» Problem requirements
Skip the pictures and repeat each line of the data exactly.

» Listing
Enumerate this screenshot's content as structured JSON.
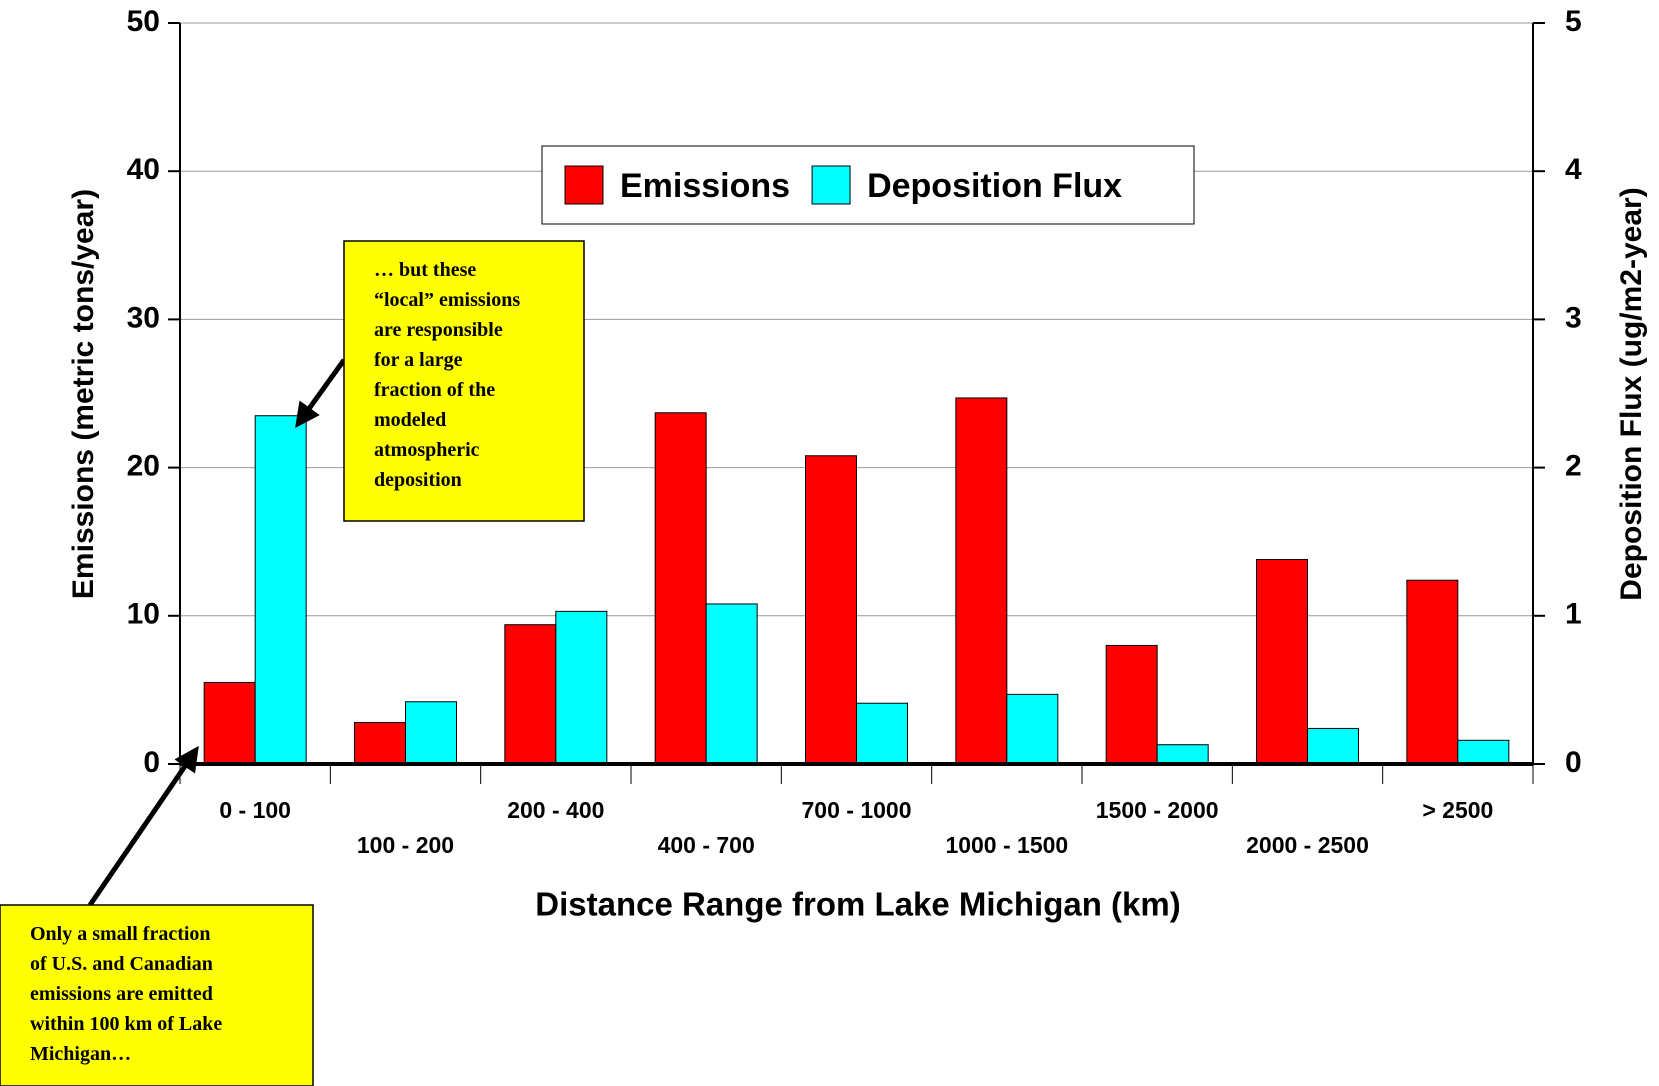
{
  "chart_data": {
    "type": "bar",
    "x_label": "Distance Range from Lake Michigan (km)",
    "y_label": "Emissions (metric tons/year)",
    "y2_label": "Deposition Flux (ug/m2-year)",
    "categories": [
      "0 - 100",
      "100 - 200",
      "200 - 400",
      "400 - 700",
      "700 - 1000",
      "1000 - 1500",
      "1500 - 2000",
      "2000 - 2500",
      "> 2500"
    ],
    "series": [
      {
        "name": "Emissions",
        "color": "#ff0000",
        "values": [
          5.5,
          2.8,
          9.4,
          23.7,
          20.8,
          24.7,
          8.0,
          13.8,
          12.4
        ]
      },
      {
        "name": "Deposition Flux",
        "color": "#00ffff",
        "axis": "y2",
        "values": [
          2.35,
          0.42,
          1.03,
          1.08,
          0.41,
          0.47,
          0.13,
          0.24,
          0.16
        ]
      }
    ],
    "ylim": [
      0,
      50
    ],
    "yticks": [
      0,
      10,
      20,
      30,
      40,
      50
    ],
    "y2lim": [
      0,
      5
    ],
    "y2ticks": [
      0,
      1,
      2,
      3,
      4,
      5
    ],
    "grid": true,
    "annotations": [
      {
        "lines": [
          "… but these",
          "“local” emissions",
          "are responsible",
          "for a large",
          "fraction of the",
          "modeled",
          "atmospheric",
          "deposition"
        ]
      },
      {
        "lines": [
          "Only a small fraction",
          "of U.S. and Canadian",
          "emissions are emitted",
          "within 100 km of Lake",
          "Michigan…"
        ]
      }
    ]
  }
}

» Answer to the problem
Enumerate this screenshot's content as structured JSON.
{
  "chart_data": {
    "type": "bar",
    "x_label": "Distance Range from Lake Michigan (km)",
    "y_label": "Emissions (metric tons/year)",
    "y2_label": "Deposition Flux (ug/m2-year)",
    "categories": [
      "0 - 100",
      "100 - 200",
      "200 - 400",
      "400 - 700",
      "700 - 1000",
      "1000 - 1500",
      "1500 - 2000",
      "2000 - 2500",
      "> 2500"
    ],
    "series": [
      {
        "name": "Emissions",
        "color": "#ff0000",
        "values": [
          5.5,
          2.8,
          9.4,
          23.7,
          20.8,
          24.7,
          8.0,
          13.8,
          12.4
        ]
      },
      {
        "name": "Deposition Flux",
        "color": "#00ffff",
        "axis": "y2",
        "values": [
          2.35,
          0.42,
          1.03,
          1.08,
          0.41,
          0.47,
          0.13,
          0.24,
          0.16
        ]
      }
    ],
    "ylim": [
      0,
      50
    ],
    "yticks": [
      0,
      10,
      20,
      30,
      40,
      50
    ],
    "y2lim": [
      0,
      5
    ],
    "y2ticks": [
      0,
      1,
      2,
      3,
      4,
      5
    ],
    "grid": true,
    "annotations": [
      {
        "lines": [
          "… but these",
          "“local” emissions",
          "are responsible",
          "for a large",
          "fraction of the",
          "modeled",
          "atmospheric",
          "deposition"
        ]
      },
      {
        "lines": [
          "Only a small fraction",
          "of U.S. and Canadian",
          "emissions are emitted",
          "within 100 km of Lake",
          "Michigan…"
        ]
      }
    ]
  }
}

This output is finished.